(Data items)
===============

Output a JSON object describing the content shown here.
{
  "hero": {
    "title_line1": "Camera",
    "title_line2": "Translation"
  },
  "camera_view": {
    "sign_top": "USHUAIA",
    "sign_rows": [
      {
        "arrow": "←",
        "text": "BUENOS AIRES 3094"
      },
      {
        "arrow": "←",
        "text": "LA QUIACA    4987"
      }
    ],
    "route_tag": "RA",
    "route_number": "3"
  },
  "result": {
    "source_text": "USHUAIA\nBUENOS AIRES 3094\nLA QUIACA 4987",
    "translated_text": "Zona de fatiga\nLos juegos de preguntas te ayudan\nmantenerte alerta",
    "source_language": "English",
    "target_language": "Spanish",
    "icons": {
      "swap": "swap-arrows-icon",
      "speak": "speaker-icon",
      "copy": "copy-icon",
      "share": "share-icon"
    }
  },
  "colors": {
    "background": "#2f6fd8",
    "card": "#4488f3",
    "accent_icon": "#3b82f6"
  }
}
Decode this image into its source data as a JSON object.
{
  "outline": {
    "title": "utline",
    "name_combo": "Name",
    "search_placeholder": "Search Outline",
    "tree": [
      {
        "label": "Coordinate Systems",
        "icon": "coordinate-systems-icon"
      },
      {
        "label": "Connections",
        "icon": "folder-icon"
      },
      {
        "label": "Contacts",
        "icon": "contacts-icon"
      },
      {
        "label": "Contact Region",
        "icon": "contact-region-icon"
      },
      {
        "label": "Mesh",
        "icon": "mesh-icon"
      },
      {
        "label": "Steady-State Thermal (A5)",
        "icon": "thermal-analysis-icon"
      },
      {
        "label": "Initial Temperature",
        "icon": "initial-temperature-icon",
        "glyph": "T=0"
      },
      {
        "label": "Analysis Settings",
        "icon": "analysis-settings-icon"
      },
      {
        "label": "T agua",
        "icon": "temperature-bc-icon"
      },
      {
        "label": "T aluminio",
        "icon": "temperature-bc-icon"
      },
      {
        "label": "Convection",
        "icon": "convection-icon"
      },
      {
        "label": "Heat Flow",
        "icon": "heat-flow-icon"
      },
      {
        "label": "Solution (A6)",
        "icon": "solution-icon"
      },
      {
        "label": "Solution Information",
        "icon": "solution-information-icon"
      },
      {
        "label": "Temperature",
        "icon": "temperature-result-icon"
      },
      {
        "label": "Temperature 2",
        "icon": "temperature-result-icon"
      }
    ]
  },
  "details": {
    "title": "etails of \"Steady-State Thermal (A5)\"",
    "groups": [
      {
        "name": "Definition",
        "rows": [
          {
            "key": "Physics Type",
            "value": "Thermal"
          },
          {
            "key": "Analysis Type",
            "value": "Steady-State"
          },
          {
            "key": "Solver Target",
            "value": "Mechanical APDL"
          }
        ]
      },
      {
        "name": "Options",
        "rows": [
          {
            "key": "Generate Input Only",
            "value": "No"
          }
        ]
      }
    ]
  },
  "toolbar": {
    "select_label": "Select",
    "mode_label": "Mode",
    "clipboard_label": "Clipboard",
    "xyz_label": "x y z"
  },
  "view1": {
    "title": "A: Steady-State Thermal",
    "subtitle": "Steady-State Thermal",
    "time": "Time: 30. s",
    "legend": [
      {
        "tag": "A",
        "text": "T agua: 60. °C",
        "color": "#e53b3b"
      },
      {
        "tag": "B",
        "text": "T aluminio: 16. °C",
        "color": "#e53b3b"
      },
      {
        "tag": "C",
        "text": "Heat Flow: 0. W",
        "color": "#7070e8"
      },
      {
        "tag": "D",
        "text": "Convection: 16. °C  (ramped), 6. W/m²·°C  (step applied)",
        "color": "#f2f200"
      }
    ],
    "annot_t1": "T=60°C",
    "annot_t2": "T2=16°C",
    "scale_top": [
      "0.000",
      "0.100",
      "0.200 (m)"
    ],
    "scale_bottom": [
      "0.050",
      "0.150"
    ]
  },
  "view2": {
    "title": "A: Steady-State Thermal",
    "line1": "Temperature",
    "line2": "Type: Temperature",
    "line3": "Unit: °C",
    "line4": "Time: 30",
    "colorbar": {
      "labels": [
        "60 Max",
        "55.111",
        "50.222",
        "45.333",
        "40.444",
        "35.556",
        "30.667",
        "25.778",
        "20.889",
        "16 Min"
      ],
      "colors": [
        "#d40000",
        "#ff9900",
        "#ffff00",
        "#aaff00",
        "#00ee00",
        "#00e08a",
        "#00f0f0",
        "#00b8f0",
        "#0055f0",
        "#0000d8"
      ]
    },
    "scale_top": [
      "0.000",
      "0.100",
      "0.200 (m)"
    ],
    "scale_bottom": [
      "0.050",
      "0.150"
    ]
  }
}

===============

### Set task
Find all the lines containing "USHUAIA" in the material, then copy them.

### Solution to this task
    "sign_top": "USHUAIA",
    "source_text": "USHUAIA\nBUENOS AIRES 3094\nLA QUIACA 4987",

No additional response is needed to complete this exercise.